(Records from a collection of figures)
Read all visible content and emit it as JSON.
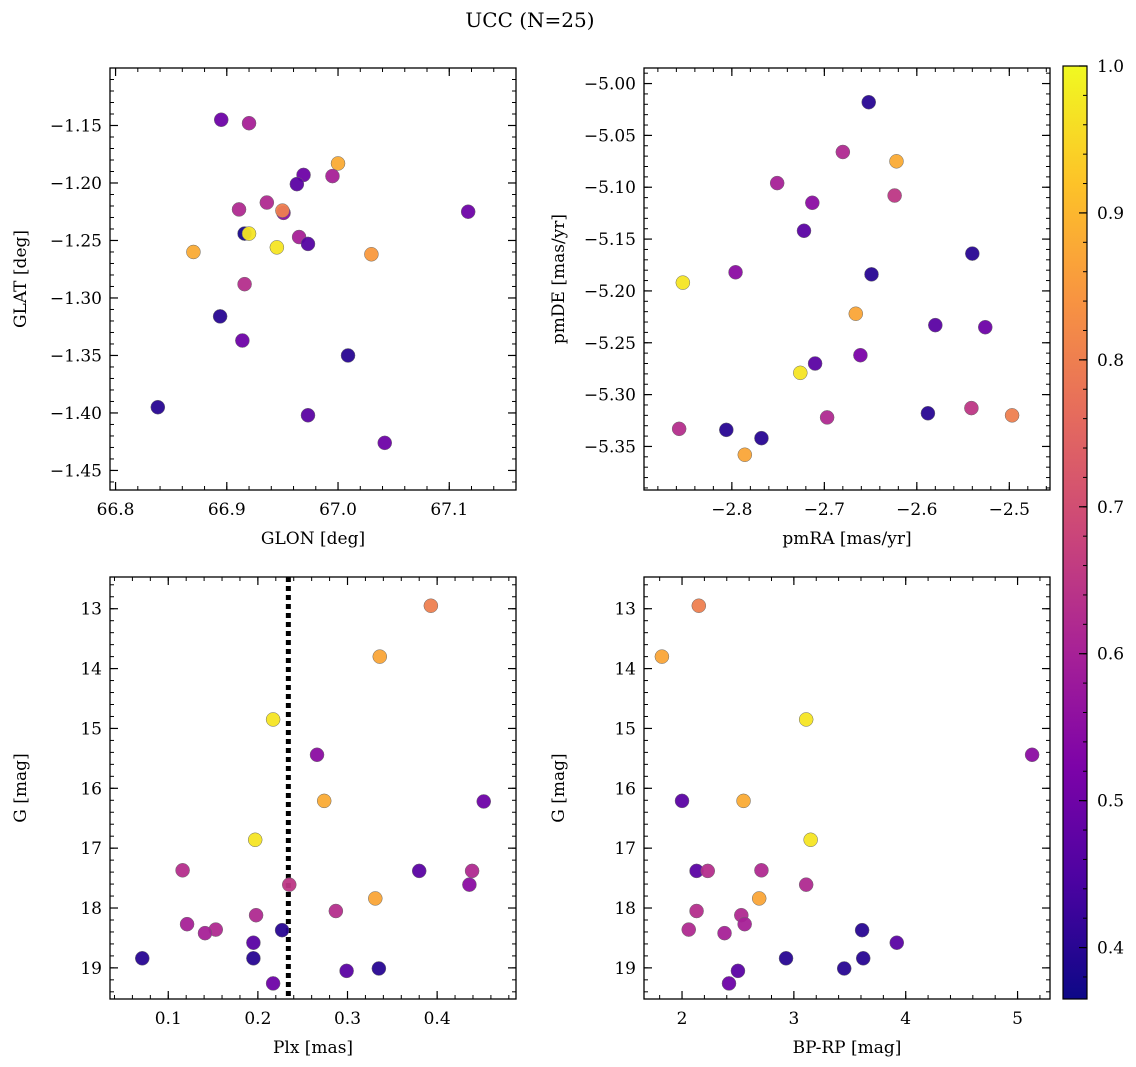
{
  "figure": {
    "suptitle": "UCC (N=25)"
  },
  "colorbar": {
    "colormap": "plasma",
    "range": [
      0.365,
      1.0
    ],
    "ticks": [
      0.4,
      0.5,
      0.6,
      0.7,
      0.8,
      0.9,
      1.0
    ],
    "tick_labels": [
      "0.4",
      "0.5",
      "0.6",
      "0.7",
      "0.8",
      "0.9",
      "1.0"
    ]
  },
  "chart_data": [
    {
      "type": "scatter",
      "xlabel": "GLON [deg]",
      "ylabel": "GLAT [deg]",
      "xlim": [
        66.795,
        67.16
      ],
      "ylim": [
        -1.467,
        -1.1
      ],
      "xticks": [
        66.8,
        66.9,
        67.0,
        67.1
      ],
      "xtick_labels": [
        "66.8",
        "66.9",
        "67.0",
        "67.1"
      ],
      "yticks": [
        -1.45,
        -1.4,
        -1.35,
        -1.3,
        -1.25,
        -1.2,
        -1.15
      ],
      "ytick_labels": [
        "−1.45",
        "−1.40",
        "−1.35",
        "−1.30",
        "−1.25",
        "−1.20",
        "−1.15"
      ],
      "points": [
        {
          "x": 66.895,
          "y": -1.145,
          "c": 0.5
        },
        {
          "x": 66.92,
          "y": -1.148,
          "c": 0.6
        },
        {
          "x": 67.0,
          "y": -1.183,
          "c": 0.88
        },
        {
          "x": 66.969,
          "y": -1.193,
          "c": 0.5
        },
        {
          "x": 66.995,
          "y": -1.194,
          "c": 0.6
        },
        {
          "x": 66.963,
          "y": -1.201,
          "c": 0.47
        },
        {
          "x": 66.936,
          "y": -1.217,
          "c": 0.62
        },
        {
          "x": 66.911,
          "y": -1.223,
          "c": 0.62
        },
        {
          "x": 66.951,
          "y": -1.226,
          "c": 0.55
        },
        {
          "x": 66.95,
          "y": -1.224,
          "c": 0.8
        },
        {
          "x": 67.117,
          "y": -1.225,
          "c": 0.5
        },
        {
          "x": 66.916,
          "y": -1.244,
          "c": 0.38
        },
        {
          "x": 66.92,
          "y": -1.244,
          "c": 0.97
        },
        {
          "x": 66.965,
          "y": -1.247,
          "c": 0.6
        },
        {
          "x": 66.973,
          "y": -1.253,
          "c": 0.46
        },
        {
          "x": 66.945,
          "y": -1.256,
          "c": 0.97
        },
        {
          "x": 66.87,
          "y": -1.26,
          "c": 0.88
        },
        {
          "x": 67.03,
          "y": -1.262,
          "c": 0.85
        },
        {
          "x": 66.916,
          "y": -1.288,
          "c": 0.63
        },
        {
          "x": 66.894,
          "y": -1.316,
          "c": 0.4
        },
        {
          "x": 66.914,
          "y": -1.337,
          "c": 0.5
        },
        {
          "x": 67.009,
          "y": -1.35,
          "c": 0.4
        },
        {
          "x": 66.838,
          "y": -1.395,
          "c": 0.4
        },
        {
          "x": 66.973,
          "y": -1.402,
          "c": 0.47
        },
        {
          "x": 67.042,
          "y": -1.426,
          "c": 0.5
        }
      ]
    },
    {
      "type": "scatter",
      "xlabel": "pmRA [mas/yr]",
      "ylabel": "pmDE [mas/yr]",
      "xlim": [
        -2.895,
        -2.456
      ],
      "ylim": [
        -5.392,
        -4.985
      ],
      "xticks": [
        -2.8,
        -2.7,
        -2.6,
        -2.5
      ],
      "xtick_labels": [
        "−2.8",
        "−2.7",
        "−2.6",
        "−2.5"
      ],
      "yticks": [
        -5.35,
        -5.3,
        -5.25,
        -5.2,
        -5.15,
        -5.1,
        -5.05,
        -5.0
      ],
      "ytick_labels": [
        "−5.35",
        "−5.30",
        "−5.25",
        "−5.20",
        "−5.15",
        "−5.10",
        "−5.05",
        "−5.00"
      ],
      "points": [
        {
          "x": -2.652,
          "y": -5.018,
          "c": 0.4
        },
        {
          "x": -2.68,
          "y": -5.066,
          "c": 0.62
        },
        {
          "x": -2.622,
          "y": -5.075,
          "c": 0.88
        },
        {
          "x": -2.751,
          "y": -5.096,
          "c": 0.6
        },
        {
          "x": -2.624,
          "y": -5.108,
          "c": 0.65
        },
        {
          "x": -2.713,
          "y": -5.115,
          "c": 0.55
        },
        {
          "x": -2.722,
          "y": -5.142,
          "c": 0.47
        },
        {
          "x": -2.54,
          "y": -5.164,
          "c": 0.4
        },
        {
          "x": -2.796,
          "y": -5.182,
          "c": 0.55
        },
        {
          "x": -2.649,
          "y": -5.184,
          "c": 0.4
        },
        {
          "x": -2.853,
          "y": -5.192,
          "c": 0.97
        },
        {
          "x": -2.666,
          "y": -5.222,
          "c": 0.87
        },
        {
          "x": -2.58,
          "y": -5.233,
          "c": 0.47
        },
        {
          "x": -2.526,
          "y": -5.235,
          "c": 0.5
        },
        {
          "x": -2.661,
          "y": -5.262,
          "c": 0.52
        },
        {
          "x": -2.71,
          "y": -5.27,
          "c": 0.47
        },
        {
          "x": -2.726,
          "y": -5.279,
          "c": 0.97
        },
        {
          "x": -2.541,
          "y": -5.313,
          "c": 0.65
        },
        {
          "x": -2.588,
          "y": -5.318,
          "c": 0.4
        },
        {
          "x": -2.497,
          "y": -5.32,
          "c": 0.8
        },
        {
          "x": -2.697,
          "y": -5.322,
          "c": 0.62
        },
        {
          "x": -2.857,
          "y": -5.333,
          "c": 0.63
        },
        {
          "x": -2.806,
          "y": -5.334,
          "c": 0.4
        },
        {
          "x": -2.768,
          "y": -5.342,
          "c": 0.4
        },
        {
          "x": -2.786,
          "y": -5.358,
          "c": 0.87
        }
      ]
    },
    {
      "type": "scatter",
      "xlabel": "Plx [mas]",
      "ylabel": "G [mag]",
      "xlim": [
        0.035,
        0.488
      ],
      "ylim": [
        19.52,
        12.47
      ],
      "y_inverted": true,
      "xticks": [
        0.1,
        0.2,
        0.3,
        0.4
      ],
      "xtick_labels": [
        "0.1",
        "0.2",
        "0.3",
        "0.4"
      ],
      "yticks": [
        13,
        14,
        15,
        16,
        17,
        18,
        19
      ],
      "ytick_labels": [
        "13",
        "14",
        "15",
        "16",
        "17",
        "18",
        "19"
      ],
      "vline": {
        "x": 0.234,
        "style": "dotted",
        "color": "#000000"
      },
      "points": [
        {
          "x": 0.393,
          "y": 12.95,
          "c": 0.8
        },
        {
          "x": 0.336,
          "y": 13.8,
          "c": 0.87
        },
        {
          "x": 0.217,
          "y": 14.85,
          "c": 0.97
        },
        {
          "x": 0.266,
          "y": 15.44,
          "c": 0.55
        },
        {
          "x": 0.274,
          "y": 16.21,
          "c": 0.88
        },
        {
          "x": 0.452,
          "y": 16.22,
          "c": 0.5
        },
        {
          "x": 0.197,
          "y": 16.86,
          "c": 0.97
        },
        {
          "x": 0.116,
          "y": 17.37,
          "c": 0.63
        },
        {
          "x": 0.38,
          "y": 17.38,
          "c": 0.47
        },
        {
          "x": 0.439,
          "y": 17.38,
          "c": 0.62
        },
        {
          "x": 0.235,
          "y": 17.61,
          "c": 0.65
        },
        {
          "x": 0.436,
          "y": 17.61,
          "c": 0.55
        },
        {
          "x": 0.331,
          "y": 17.84,
          "c": 0.87
        },
        {
          "x": 0.287,
          "y": 18.05,
          "c": 0.63
        },
        {
          "x": 0.198,
          "y": 18.12,
          "c": 0.62
        },
        {
          "x": 0.121,
          "y": 18.27,
          "c": 0.6
        },
        {
          "x": 0.153,
          "y": 18.36,
          "c": 0.62
        },
        {
          "x": 0.227,
          "y": 18.37,
          "c": 0.4
        },
        {
          "x": 0.141,
          "y": 18.42,
          "c": 0.6
        },
        {
          "x": 0.195,
          "y": 18.58,
          "c": 0.47
        },
        {
          "x": 0.071,
          "y": 18.84,
          "c": 0.4
        },
        {
          "x": 0.195,
          "y": 18.84,
          "c": 0.4
        },
        {
          "x": 0.335,
          "y": 19.01,
          "c": 0.4
        },
        {
          "x": 0.299,
          "y": 19.05,
          "c": 0.47
        },
        {
          "x": 0.217,
          "y": 19.26,
          "c": 0.5
        }
      ]
    },
    {
      "type": "scatter",
      "xlabel": "BP-RP [mag]",
      "ylabel": "G [mag]",
      "xlim": [
        1.66,
        5.29
      ],
      "ylim": [
        19.52,
        12.47
      ],
      "y_inverted": true,
      "xticks": [
        2,
        3,
        4,
        5
      ],
      "xtick_labels": [
        "2",
        "3",
        "4",
        "5"
      ],
      "yticks": [
        13,
        14,
        15,
        16,
        17,
        18,
        19
      ],
      "ytick_labels": [
        "13",
        "14",
        "15",
        "16",
        "17",
        "18",
        "19"
      ],
      "points": [
        {
          "x": 2.15,
          "y": 12.95,
          "c": 0.8
        },
        {
          "x": 1.82,
          "y": 13.8,
          "c": 0.87
        },
        {
          "x": 3.11,
          "y": 14.85,
          "c": 0.97
        },
        {
          "x": 5.13,
          "y": 15.44,
          "c": 0.55
        },
        {
          "x": 2.0,
          "y": 16.21,
          "c": 0.47
        },
        {
          "x": 2.55,
          "y": 16.21,
          "c": 0.88
        },
        {
          "x": 3.15,
          "y": 16.86,
          "c": 0.97
        },
        {
          "x": 2.13,
          "y": 17.38,
          "c": 0.47
        },
        {
          "x": 2.23,
          "y": 17.38,
          "c": 0.63
        },
        {
          "x": 2.71,
          "y": 17.37,
          "c": 0.62
        },
        {
          "x": 3.11,
          "y": 17.61,
          "c": 0.62
        },
        {
          "x": 2.69,
          "y": 17.84,
          "c": 0.87
        },
        {
          "x": 2.13,
          "y": 18.05,
          "c": 0.63
        },
        {
          "x": 2.53,
          "y": 18.12,
          "c": 0.62
        },
        {
          "x": 2.56,
          "y": 18.27,
          "c": 0.6
        },
        {
          "x": 2.06,
          "y": 18.36,
          "c": 0.62
        },
        {
          "x": 3.61,
          "y": 18.37,
          "c": 0.4
        },
        {
          "x": 2.38,
          "y": 18.42,
          "c": 0.6
        },
        {
          "x": 3.92,
          "y": 18.58,
          "c": 0.47
        },
        {
          "x": 2.93,
          "y": 18.84,
          "c": 0.4
        },
        {
          "x": 3.62,
          "y": 18.84,
          "c": 0.4
        },
        {
          "x": 3.45,
          "y": 19.01,
          "c": 0.4
        },
        {
          "x": 2.5,
          "y": 19.05,
          "c": 0.47
        },
        {
          "x": 2.42,
          "y": 19.26,
          "c": 0.5
        }
      ]
    }
  ]
}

■ Work to do
Copy out every line from the material above in which the word "ylabel" appears.

■ Task answer
      "ylabel": "GLAT [deg]",
      "ylabel": "pmDE [mas/yr]",
      "ylabel": "G [mag]",
      "ylabel": "G [mag]",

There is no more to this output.